═══ DATA ENTRIES ═══

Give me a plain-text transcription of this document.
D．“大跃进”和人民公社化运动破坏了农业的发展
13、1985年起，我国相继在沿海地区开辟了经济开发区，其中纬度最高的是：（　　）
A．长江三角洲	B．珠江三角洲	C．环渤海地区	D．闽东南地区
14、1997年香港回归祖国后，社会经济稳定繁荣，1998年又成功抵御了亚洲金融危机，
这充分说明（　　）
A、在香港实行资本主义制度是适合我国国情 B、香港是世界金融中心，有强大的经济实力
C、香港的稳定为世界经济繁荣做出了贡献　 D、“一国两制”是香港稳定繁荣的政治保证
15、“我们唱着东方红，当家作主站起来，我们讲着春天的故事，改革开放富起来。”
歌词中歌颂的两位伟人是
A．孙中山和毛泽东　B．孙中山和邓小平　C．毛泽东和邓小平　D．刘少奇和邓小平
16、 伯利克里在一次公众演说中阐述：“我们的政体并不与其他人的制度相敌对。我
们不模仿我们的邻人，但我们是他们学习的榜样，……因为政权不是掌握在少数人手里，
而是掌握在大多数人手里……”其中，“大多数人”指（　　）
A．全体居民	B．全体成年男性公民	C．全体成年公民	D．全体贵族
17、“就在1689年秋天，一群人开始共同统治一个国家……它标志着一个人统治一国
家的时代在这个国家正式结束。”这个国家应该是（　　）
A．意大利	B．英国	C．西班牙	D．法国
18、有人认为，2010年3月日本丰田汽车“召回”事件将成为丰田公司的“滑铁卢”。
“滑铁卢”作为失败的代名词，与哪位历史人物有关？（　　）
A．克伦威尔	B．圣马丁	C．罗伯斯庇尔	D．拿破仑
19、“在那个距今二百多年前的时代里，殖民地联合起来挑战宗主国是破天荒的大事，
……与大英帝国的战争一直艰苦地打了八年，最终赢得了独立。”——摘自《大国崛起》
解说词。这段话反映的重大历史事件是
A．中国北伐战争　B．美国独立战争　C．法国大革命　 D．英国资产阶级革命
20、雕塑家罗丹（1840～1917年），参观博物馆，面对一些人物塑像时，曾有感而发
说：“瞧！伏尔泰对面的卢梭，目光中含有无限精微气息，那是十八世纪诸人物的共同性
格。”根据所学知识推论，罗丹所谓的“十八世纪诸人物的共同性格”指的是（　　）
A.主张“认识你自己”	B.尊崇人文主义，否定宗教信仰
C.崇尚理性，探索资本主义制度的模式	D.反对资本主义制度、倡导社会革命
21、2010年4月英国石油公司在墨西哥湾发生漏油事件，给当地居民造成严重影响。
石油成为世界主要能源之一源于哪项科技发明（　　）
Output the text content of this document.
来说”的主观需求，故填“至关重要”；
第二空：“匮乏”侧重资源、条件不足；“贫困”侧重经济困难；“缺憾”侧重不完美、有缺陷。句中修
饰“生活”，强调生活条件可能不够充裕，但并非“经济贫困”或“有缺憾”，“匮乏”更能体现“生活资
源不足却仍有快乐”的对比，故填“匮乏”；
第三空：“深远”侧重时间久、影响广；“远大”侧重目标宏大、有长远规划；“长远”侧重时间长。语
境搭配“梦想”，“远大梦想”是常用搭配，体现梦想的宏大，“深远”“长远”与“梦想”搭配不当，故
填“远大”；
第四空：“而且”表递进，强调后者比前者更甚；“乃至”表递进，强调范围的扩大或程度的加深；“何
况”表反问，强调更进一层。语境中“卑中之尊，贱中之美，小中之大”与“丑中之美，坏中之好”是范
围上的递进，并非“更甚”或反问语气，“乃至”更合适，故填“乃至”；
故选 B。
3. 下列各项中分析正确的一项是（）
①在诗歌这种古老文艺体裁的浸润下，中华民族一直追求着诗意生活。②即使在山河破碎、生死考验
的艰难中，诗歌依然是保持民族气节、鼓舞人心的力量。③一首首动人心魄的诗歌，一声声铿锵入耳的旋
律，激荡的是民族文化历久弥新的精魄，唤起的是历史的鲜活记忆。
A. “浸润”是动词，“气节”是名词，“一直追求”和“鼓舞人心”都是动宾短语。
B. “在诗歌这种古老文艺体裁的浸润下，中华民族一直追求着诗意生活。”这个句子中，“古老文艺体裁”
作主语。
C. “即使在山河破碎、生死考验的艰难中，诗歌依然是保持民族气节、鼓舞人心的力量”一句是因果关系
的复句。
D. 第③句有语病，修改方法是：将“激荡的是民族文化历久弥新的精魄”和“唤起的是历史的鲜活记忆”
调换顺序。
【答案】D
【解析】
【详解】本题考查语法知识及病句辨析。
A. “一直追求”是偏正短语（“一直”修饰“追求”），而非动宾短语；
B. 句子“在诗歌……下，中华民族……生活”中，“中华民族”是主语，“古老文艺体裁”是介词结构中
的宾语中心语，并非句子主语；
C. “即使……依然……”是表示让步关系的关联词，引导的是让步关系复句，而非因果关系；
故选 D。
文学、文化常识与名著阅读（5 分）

═══

## TASK REQUIREMENTS
Take every line from the data above that holds "诗歌依然是保持民族气节" and copy it out.

## COMPLETED TASK
的艰难中，诗歌依然是保持民族气节、鼓舞人心的力量。③一首首动人心魄的诗歌，一声声铿锵入耳的旋
C. “即使在山河破碎、生死考验的艰难中，诗歌依然是保持民族气节、鼓舞人心的力量”一句是因果关系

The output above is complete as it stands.